Dataset content.
start

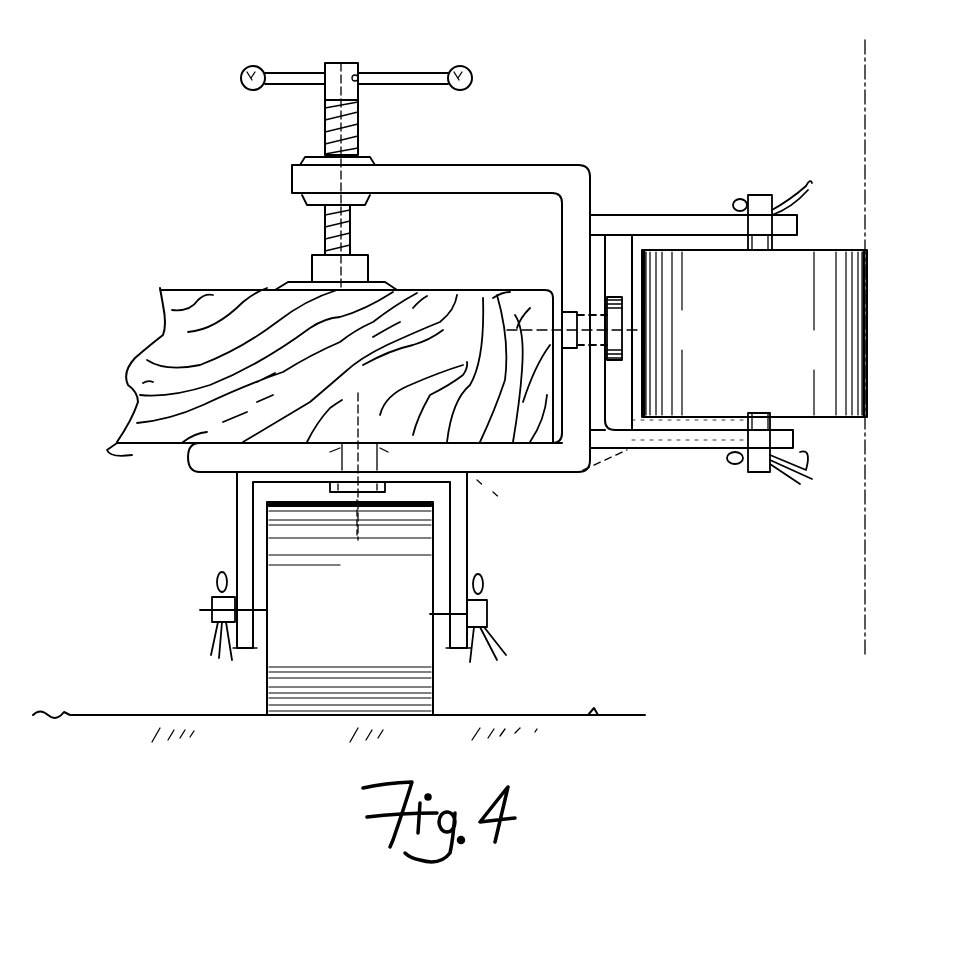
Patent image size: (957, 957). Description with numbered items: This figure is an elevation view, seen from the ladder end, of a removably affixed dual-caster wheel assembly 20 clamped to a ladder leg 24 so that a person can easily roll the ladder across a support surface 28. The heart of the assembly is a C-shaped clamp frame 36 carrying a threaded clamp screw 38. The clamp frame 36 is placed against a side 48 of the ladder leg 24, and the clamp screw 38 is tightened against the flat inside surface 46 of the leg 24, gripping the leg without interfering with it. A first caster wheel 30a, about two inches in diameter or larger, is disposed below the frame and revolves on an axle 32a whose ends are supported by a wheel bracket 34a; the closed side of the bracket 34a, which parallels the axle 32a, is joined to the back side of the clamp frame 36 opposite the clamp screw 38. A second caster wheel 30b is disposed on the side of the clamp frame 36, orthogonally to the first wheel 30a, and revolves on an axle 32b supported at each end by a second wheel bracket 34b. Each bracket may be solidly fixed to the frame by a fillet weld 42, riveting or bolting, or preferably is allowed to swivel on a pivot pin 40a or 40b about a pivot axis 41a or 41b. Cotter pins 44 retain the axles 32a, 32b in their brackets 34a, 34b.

The dual-caster wheel assembly 20 is at (682, 18).
The first ladder leg 24 is at (158, 308).
The support surface 28 is at (557, 717).
The first caster wheel 30a is at (266, 680).
The second caster wheel 30b is at (822, 250).
The first axle 32a is at (205, 610).
The second axle 32b is at (770, 470).
The first wheel bracket 34a is at (470, 530).
The second wheel bracket 34b is at (660, 215).
The clamp frame 36 is at (552, 165).
The clamp screw 38 is at (360, 128).
The first pivot pin 40a is at (330, 487).
The second pivot pin 40b is at (613, 362).
The first pivot axis 41a is at (357, 532).
The second pivot axis 41b is at (537, 327).
The fillet weld attachment 42 is at (220, 478).
The cotter pin 44 is at (215, 579).
The inside surface of ladder leg 46 is at (220, 288).
The side of ladder leg 48 is at (128, 455).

end

Problem statement.
Copy every line of the material above word for word, leaving out the picture.

Expected answer.
Patent image size: (957, 957). Description with numbered items: This figure is an elevation view, seen from the ladder end, of a removably affixed dual-caster wheel assembly 20 clamped to a ladder leg 24 so that a person can easily roll the ladder across a support surface 28. The heart of the assembly is a C-shaped clamp frame 36 carrying a threaded clamp screw 38. The clamp frame 36 is placed against a side 48 of the ladder leg 24, and the clamp screw 38 is tightened against the flat inside surface 46 of the leg 24, gripping the leg without interfering with it. A first caster wheel 30a, about two inches in diameter or larger, is disposed below the frame and revolves on an axle 32a whose ends are supported by a wheel bracket 34a; the closed side of the bracket 34a, which parallels the axle 32a, is joined to the back side of the clamp frame 36 opposite the clamp screw 38. A second caster wheel 30b is disposed on the side of the clamp frame 36, orthogonally to the first wheel 30a, and revolves on an axle 32b supported at each end by a second wheel bracket 34b. Each bracket may be solidly fixed to the frame by a fillet weld 42, riveting or bolting, or preferably is allowed to swivel on a pivot pin 40a or 40b about a pivot axis 41a or 41b. Cotter pins 44 retain the axles 32a, 32b in their brackets 34a, 34b.

The dual-caster wheel assembly 20 is at (682, 18).
The first ladder leg 24 is at (158, 308).
The support surface 28 is at (557, 717).
The first caster wheel 30a is at (266, 680).
The second caster wheel 30b is at (822, 250).
The first axle 32a is at (205, 610).
The second axle 32b is at (770, 470).
The first wheel bracket 34a is at (470, 530).
The second wheel bracket 34b is at (660, 215).
The clamp frame 36 is at (552, 165).
The clamp screw 38 is at (360, 128).
The first pivot pin 40a is at (330, 487).
The second pivot pin 40b is at (613, 362).
The first pivot axis 41a is at (357, 532).
The second pivot axis 41b is at (537, 327).
The fillet weld attachment 42 is at (220, 478).
The cotter pin 44 is at (215, 579).
The inside surface of ladder leg 46 is at (220, 288).
The side of ladder leg 48 is at (128, 455).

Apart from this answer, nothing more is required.